(Source data)
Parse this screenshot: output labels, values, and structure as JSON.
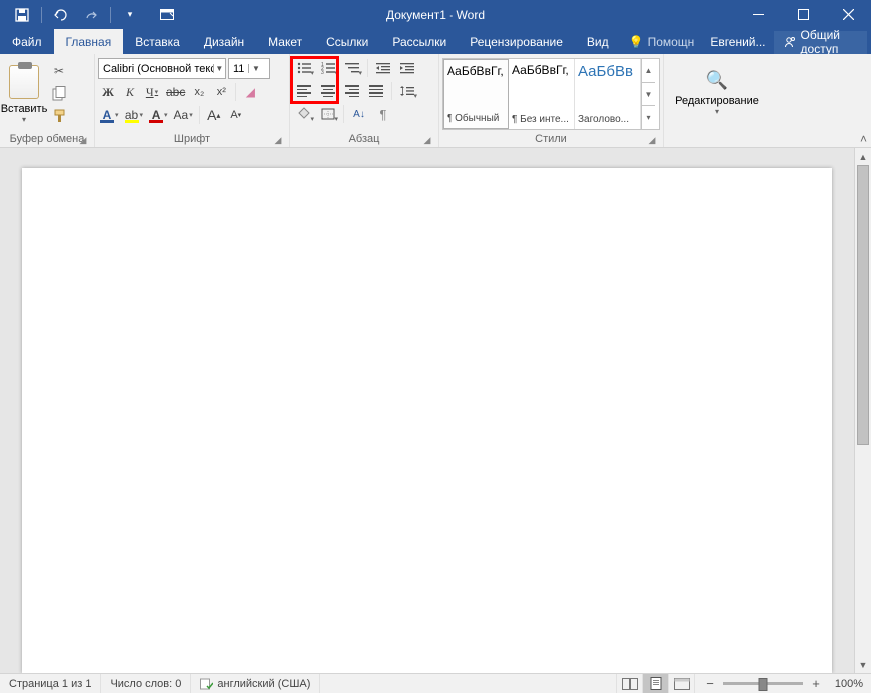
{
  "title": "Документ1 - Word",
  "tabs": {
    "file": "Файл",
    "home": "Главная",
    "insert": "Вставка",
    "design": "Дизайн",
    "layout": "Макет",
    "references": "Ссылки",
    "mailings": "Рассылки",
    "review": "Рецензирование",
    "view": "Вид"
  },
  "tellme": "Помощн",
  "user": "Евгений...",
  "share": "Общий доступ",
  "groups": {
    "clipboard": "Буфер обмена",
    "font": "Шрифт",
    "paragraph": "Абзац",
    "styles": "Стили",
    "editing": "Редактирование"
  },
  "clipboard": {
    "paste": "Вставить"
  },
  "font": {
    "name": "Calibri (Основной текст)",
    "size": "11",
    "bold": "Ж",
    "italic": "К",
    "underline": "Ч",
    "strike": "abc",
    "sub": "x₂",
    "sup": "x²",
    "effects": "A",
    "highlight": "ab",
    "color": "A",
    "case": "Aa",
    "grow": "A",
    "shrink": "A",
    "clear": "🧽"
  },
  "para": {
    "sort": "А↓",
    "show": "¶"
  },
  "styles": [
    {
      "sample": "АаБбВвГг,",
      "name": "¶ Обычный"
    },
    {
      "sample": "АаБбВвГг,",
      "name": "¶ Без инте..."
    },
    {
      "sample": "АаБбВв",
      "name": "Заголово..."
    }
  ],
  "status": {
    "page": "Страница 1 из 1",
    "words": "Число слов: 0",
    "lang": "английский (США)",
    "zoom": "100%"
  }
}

▸ Objective: Extract, from the listing above, every line where the string "name" occurs.

▸ Full response:
    "name": "Calibri (Основной текст)",
      "name": "¶ Обычный"
      "name": "¶ Без инте..."
      "name": "Заголово..."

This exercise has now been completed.